(Dataset entries)
● ● ● ● ●

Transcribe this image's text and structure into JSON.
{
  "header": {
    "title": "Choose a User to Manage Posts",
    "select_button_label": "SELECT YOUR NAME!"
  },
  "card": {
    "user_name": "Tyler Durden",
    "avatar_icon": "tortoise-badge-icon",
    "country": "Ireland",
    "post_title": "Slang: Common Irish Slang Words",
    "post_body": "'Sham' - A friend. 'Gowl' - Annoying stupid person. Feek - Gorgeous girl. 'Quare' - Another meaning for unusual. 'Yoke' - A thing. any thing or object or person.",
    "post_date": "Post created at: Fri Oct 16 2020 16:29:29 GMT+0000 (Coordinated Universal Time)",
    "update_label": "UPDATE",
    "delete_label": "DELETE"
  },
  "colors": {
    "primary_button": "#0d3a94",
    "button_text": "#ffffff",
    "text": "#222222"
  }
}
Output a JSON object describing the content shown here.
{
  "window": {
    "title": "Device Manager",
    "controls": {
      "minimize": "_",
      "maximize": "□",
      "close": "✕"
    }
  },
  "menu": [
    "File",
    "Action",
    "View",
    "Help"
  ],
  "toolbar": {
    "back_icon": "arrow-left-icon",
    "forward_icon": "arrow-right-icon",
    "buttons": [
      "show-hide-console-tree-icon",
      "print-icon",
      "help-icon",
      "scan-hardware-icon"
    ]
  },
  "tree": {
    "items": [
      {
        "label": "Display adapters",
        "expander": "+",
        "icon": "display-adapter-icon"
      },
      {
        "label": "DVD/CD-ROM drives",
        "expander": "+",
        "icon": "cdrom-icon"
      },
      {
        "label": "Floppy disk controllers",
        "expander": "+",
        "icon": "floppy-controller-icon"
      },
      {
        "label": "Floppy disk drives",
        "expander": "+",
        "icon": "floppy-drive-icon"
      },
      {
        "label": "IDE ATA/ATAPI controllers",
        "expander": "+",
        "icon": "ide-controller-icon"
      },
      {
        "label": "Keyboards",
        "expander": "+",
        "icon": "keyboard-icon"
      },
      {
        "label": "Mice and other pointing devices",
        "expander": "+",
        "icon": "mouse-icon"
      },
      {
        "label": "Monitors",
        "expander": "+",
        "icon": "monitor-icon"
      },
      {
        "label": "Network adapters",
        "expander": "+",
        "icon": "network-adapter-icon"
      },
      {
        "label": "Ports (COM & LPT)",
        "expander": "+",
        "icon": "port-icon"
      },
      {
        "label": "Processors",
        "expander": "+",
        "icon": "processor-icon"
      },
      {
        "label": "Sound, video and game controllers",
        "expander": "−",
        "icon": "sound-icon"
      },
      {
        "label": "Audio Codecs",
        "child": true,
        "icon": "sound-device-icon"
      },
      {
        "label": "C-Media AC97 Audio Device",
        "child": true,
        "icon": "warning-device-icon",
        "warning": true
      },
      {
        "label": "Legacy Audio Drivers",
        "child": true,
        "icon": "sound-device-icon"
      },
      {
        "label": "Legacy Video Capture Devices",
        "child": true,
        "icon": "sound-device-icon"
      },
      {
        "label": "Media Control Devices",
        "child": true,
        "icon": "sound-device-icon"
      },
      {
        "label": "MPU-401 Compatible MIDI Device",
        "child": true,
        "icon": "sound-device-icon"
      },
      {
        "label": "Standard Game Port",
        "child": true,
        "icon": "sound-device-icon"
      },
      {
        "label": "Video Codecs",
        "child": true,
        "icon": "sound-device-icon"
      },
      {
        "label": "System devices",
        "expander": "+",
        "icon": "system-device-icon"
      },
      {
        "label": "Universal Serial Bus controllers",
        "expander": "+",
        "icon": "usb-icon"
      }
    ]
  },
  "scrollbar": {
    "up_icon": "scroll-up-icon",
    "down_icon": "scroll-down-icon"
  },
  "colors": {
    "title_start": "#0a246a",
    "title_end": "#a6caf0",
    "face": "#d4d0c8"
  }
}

● ● ● ● ●

- [Aim of the exercise]
Extract each line holding the string "drives".

- [Written reply]
        "label": "DVD/CD-ROM drives",
        "label": "Floppy disk drives",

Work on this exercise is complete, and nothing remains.